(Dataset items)
○ ○ ○ ○ ○ ○ ○

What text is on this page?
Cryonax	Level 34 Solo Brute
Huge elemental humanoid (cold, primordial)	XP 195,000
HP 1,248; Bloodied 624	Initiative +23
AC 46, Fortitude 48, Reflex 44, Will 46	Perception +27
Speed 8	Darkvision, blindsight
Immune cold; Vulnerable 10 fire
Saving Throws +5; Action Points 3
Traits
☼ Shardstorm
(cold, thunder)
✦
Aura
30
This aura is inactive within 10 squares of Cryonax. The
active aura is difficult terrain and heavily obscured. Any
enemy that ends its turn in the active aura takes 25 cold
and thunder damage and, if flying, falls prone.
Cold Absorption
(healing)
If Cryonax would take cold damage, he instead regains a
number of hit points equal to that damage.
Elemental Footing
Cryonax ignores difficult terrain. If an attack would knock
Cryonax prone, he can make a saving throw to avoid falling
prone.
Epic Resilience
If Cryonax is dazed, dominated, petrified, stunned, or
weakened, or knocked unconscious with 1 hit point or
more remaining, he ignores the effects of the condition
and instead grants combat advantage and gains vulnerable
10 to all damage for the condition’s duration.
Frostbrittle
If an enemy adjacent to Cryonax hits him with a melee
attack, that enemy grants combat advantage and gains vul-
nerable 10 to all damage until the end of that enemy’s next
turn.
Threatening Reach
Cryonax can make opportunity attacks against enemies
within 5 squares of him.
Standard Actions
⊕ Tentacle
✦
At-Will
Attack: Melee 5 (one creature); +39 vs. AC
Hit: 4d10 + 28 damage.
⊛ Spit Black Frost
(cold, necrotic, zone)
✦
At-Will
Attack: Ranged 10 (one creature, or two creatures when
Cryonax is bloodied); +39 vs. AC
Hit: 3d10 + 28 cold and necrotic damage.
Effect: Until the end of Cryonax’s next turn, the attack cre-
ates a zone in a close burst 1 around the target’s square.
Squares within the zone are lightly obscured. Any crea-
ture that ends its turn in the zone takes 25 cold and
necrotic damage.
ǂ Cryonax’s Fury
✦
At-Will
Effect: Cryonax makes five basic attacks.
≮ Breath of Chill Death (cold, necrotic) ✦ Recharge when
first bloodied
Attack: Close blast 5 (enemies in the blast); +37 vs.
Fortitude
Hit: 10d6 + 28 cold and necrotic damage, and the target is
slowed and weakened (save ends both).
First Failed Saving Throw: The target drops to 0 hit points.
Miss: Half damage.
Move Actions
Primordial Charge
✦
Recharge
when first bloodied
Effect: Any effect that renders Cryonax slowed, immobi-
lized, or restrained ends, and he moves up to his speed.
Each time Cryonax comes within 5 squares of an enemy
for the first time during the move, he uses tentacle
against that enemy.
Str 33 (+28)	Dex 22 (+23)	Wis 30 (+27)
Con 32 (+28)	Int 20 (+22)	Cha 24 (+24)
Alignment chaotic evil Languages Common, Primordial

○ ○ ○ ○ ○ ○ ○

What you will do:
Pull out all lines containing the word "target" from the entries above.

Answer for this exercise:
ates a zone in a close burst 1 around the target’s square.
Hit: 10d6 + 28 cold and necrotic damage, and the target is
First Failed Saving Throw: The target drops to 0 hit points.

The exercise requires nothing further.